▶ _PROBLEM TO WORK ON_:
Leave every picture out and write out the records below exactly.

▶ _MATERIAL TO PROCESS_:
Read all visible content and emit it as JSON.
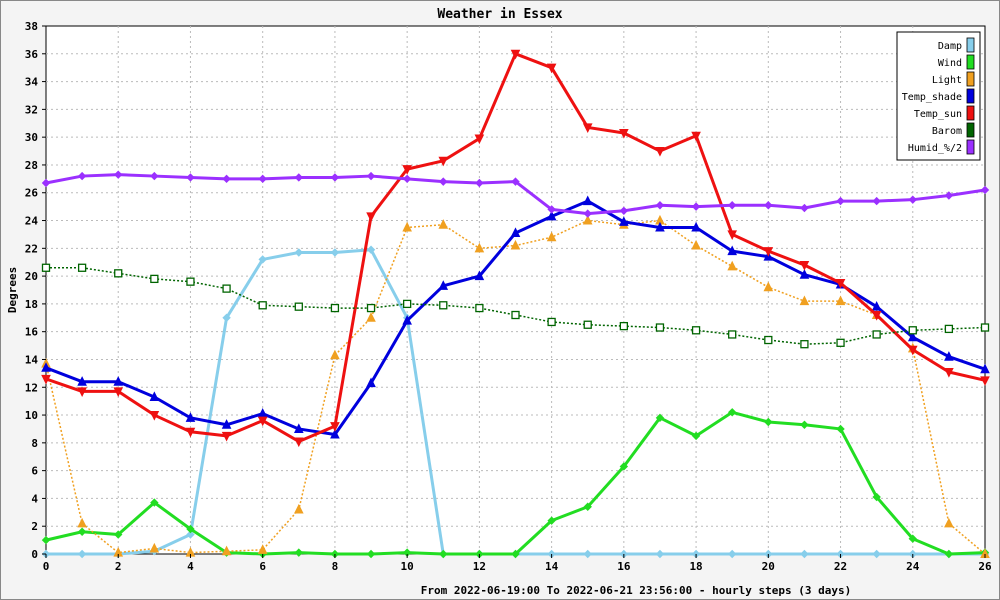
{
  "chart_data": {
    "type": "line",
    "title": "Weather in Essex",
    "xlabel": "From 2022-06-19:00 To 2022-06-21 23:56:00 - hourly steps (3 days)",
    "ylabel": "Degrees",
    "xlim": [
      0,
      26
    ],
    "ylim": [
      0,
      38
    ],
    "x_ticks": [
      0,
      2,
      4,
      6,
      8,
      10,
      12,
      14,
      16,
      18,
      20,
      22,
      24,
      26
    ],
    "y_ticks": [
      0,
      2,
      4,
      6,
      8,
      10,
      12,
      14,
      16,
      18,
      20,
      22,
      24,
      26,
      28,
      30,
      32,
      34,
      36,
      38
    ],
    "grid": true,
    "legend_position": "top-right",
    "x": [
      0,
      1,
      2,
      3,
      4,
      5,
      6,
      7,
      8,
      9,
      10,
      11,
      12,
      13,
      14,
      15,
      16,
      17,
      18,
      19,
      20,
      21,
      22,
      23,
      24,
      25,
      26
    ],
    "series": [
      {
        "name": "Damp",
        "color": "#87ceeb",
        "marker": "diamond",
        "width": 3,
        "dotted": false,
        "values": [
          0,
          0,
          0,
          0.2,
          1.4,
          17,
          21.2,
          21.7,
          21.7,
          21.9,
          17,
          0,
          0,
          0,
          0,
          0,
          0,
          0,
          0,
          0,
          0,
          0,
          0,
          0,
          0,
          0,
          0
        ]
      },
      {
        "name": "Wind",
        "color": "#22dd22",
        "marker": "diamond",
        "width": 3,
        "dotted": false,
        "values": [
          1,
          1.6,
          1.4,
          3.7,
          1.8,
          0.1,
          0,
          0.1,
          0,
          0,
          0.1,
          0,
          0,
          0,
          2.4,
          3.4,
          6.3,
          9.8,
          8.5,
          10.2,
          9.5,
          9.3,
          9,
          4.1,
          1.1,
          0,
          0.1
        ]
      },
      {
        "name": "Light",
        "color": "#f0a020",
        "marker": "triangle-up",
        "width": 1.5,
        "dotted": true,
        "values": [
          13.7,
          2.2,
          0.1,
          0.4,
          0.1,
          0.2,
          0.3,
          3.2,
          14.3,
          17,
          23.5,
          23.7,
          22,
          22.2,
          22.8,
          24,
          23.7,
          24,
          22.2,
          20.7,
          19.2,
          18.2,
          18.2,
          17.2,
          14.8,
          2.2,
          0
        ]
      },
      {
        "name": "Temp_shade",
        "color": "#0000dd",
        "marker": "triangle-up",
        "width": 3,
        "dotted": false,
        "values": [
          13.4,
          12.4,
          12.4,
          11.3,
          9.8,
          9.3,
          10.1,
          9,
          8.6,
          12.3,
          16.8,
          19.3,
          20,
          23.1,
          24.3,
          25.4,
          23.9,
          23.5,
          23.5,
          21.8,
          21.4,
          20.1,
          19.4,
          17.8,
          15.6,
          14.2,
          13.3
        ]
      },
      {
        "name": "Temp_sun",
        "color": "#ee1111",
        "marker": "triangle-down",
        "width": 3,
        "dotted": false,
        "values": [
          12.6,
          11.7,
          11.7,
          10,
          8.8,
          8.5,
          9.6,
          8.1,
          9.2,
          24.3,
          27.7,
          28.3,
          29.9,
          36,
          35,
          30.7,
          30.3,
          29,
          30.1,
          23,
          21.8,
          20.8,
          19.5,
          17.2,
          14.7,
          13.1,
          12.5
        ]
      },
      {
        "name": "Barom",
        "color": "#006400",
        "marker": "square",
        "width": 1.5,
        "dotted": true,
        "values": [
          20.6,
          20.6,
          20.2,
          19.8,
          19.6,
          19.1,
          17.9,
          17.8,
          17.7,
          17.7,
          18,
          17.9,
          17.7,
          17.2,
          16.7,
          16.5,
          16.4,
          16.3,
          16.1,
          15.8,
          15.4,
          15.1,
          15.2,
          15.8,
          16.1,
          16.2,
          16.3
        ]
      },
      {
        "name": "Humid_%/2",
        "color": "#9b30ff",
        "marker": "diamond",
        "width": 3,
        "dotted": false,
        "values": [
          26.7,
          27.2,
          27.3,
          27.2,
          27.1,
          27,
          27,
          27.1,
          27.1,
          27.2,
          27,
          26.8,
          26.7,
          26.8,
          24.8,
          24.5,
          24.7,
          25.1,
          25,
          25.1,
          25.1,
          24.9,
          25.4,
          25.4,
          25.5,
          25.8,
          26.2
        ]
      }
    ]
  }
}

▶ _FINISHED ANSWER_:
Read all visible content and emit it as JSON.
{
  "chart_data": {
    "type": "line",
    "title": "Weather in Essex",
    "xlabel": "From 2022-06-19:00 To 2022-06-21 23:56:00 - hourly steps (3 days)",
    "ylabel": "Degrees",
    "xlim": [
      0,
      26
    ],
    "ylim": [
      0,
      38
    ],
    "x_ticks": [
      0,
      2,
      4,
      6,
      8,
      10,
      12,
      14,
      16,
      18,
      20,
      22,
      24,
      26
    ],
    "y_ticks": [
      0,
      2,
      4,
      6,
      8,
      10,
      12,
      14,
      16,
      18,
      20,
      22,
      24,
      26,
      28,
      30,
      32,
      34,
      36,
      38
    ],
    "grid": true,
    "legend_position": "top-right",
    "x": [
      0,
      1,
      2,
      3,
      4,
      5,
      6,
      7,
      8,
      9,
      10,
      11,
      12,
      13,
      14,
      15,
      16,
      17,
      18,
      19,
      20,
      21,
      22,
      23,
      24,
      25,
      26
    ],
    "series": [
      {
        "name": "Damp",
        "color": "#87ceeb",
        "marker": "diamond",
        "width": 3,
        "dotted": false,
        "values": [
          0,
          0,
          0,
          0.2,
          1.4,
          17,
          21.2,
          21.7,
          21.7,
          21.9,
          17,
          0,
          0,
          0,
          0,
          0,
          0,
          0,
          0,
          0,
          0,
          0,
          0,
          0,
          0,
          0,
          0
        ]
      },
      {
        "name": "Wind",
        "color": "#22dd22",
        "marker": "diamond",
        "width": 3,
        "dotted": false,
        "values": [
          1,
          1.6,
          1.4,
          3.7,
          1.8,
          0.1,
          0,
          0.1,
          0,
          0,
          0.1,
          0,
          0,
          0,
          2.4,
          3.4,
          6.3,
          9.8,
          8.5,
          10.2,
          9.5,
          9.3,
          9,
          4.1,
          1.1,
          0,
          0.1
        ]
      },
      {
        "name": "Light",
        "color": "#f0a020",
        "marker": "triangle-up",
        "width": 1.5,
        "dotted": true,
        "values": [
          13.7,
          2.2,
          0.1,
          0.4,
          0.1,
          0.2,
          0.3,
          3.2,
          14.3,
          17,
          23.5,
          23.7,
          22,
          22.2,
          22.8,
          24,
          23.7,
          24,
          22.2,
          20.7,
          19.2,
          18.2,
          18.2,
          17.2,
          14.8,
          2.2,
          0
        ]
      },
      {
        "name": "Temp_shade",
        "color": "#0000dd",
        "marker": "triangle-up",
        "width": 3,
        "dotted": false,
        "values": [
          13.4,
          12.4,
          12.4,
          11.3,
          9.8,
          9.3,
          10.1,
          9,
          8.6,
          12.3,
          16.8,
          19.3,
          20,
          23.1,
          24.3,
          25.4,
          23.9,
          23.5,
          23.5,
          21.8,
          21.4,
          20.1,
          19.4,
          17.8,
          15.6,
          14.2,
          13.3
        ]
      },
      {
        "name": "Temp_sun",
        "color": "#ee1111",
        "marker": "triangle-down",
        "width": 3,
        "dotted": false,
        "values": [
          12.6,
          11.7,
          11.7,
          10,
          8.8,
          8.5,
          9.6,
          8.1,
          9.2,
          24.3,
          27.7,
          28.3,
          29.9,
          36,
          35,
          30.7,
          30.3,
          29,
          30.1,
          23,
          21.8,
          20.8,
          19.5,
          17.2,
          14.7,
          13.1,
          12.5
        ]
      },
      {
        "name": "Barom",
        "color": "#006400",
        "marker": "square",
        "width": 1.5,
        "dotted": true,
        "values": [
          20.6,
          20.6,
          20.2,
          19.8,
          19.6,
          19.1,
          17.9,
          17.8,
          17.7,
          17.7,
          18,
          17.9,
          17.7,
          17.2,
          16.7,
          16.5,
          16.4,
          16.3,
          16.1,
          15.8,
          15.4,
          15.1,
          15.2,
          15.8,
          16.1,
          16.2,
          16.3
        ]
      },
      {
        "name": "Humid_%/2",
        "color": "#9b30ff",
        "marker": "diamond",
        "width": 3,
        "dotted": false,
        "values": [
          26.7,
          27.2,
          27.3,
          27.2,
          27.1,
          27,
          27,
          27.1,
          27.1,
          27.2,
          27,
          26.8,
          26.7,
          26.8,
          24.8,
          24.5,
          24.7,
          25.1,
          25,
          25.1,
          25.1,
          24.9,
          25.4,
          25.4,
          25.5,
          25.8,
          26.2
        ]
      }
    ]
  }
}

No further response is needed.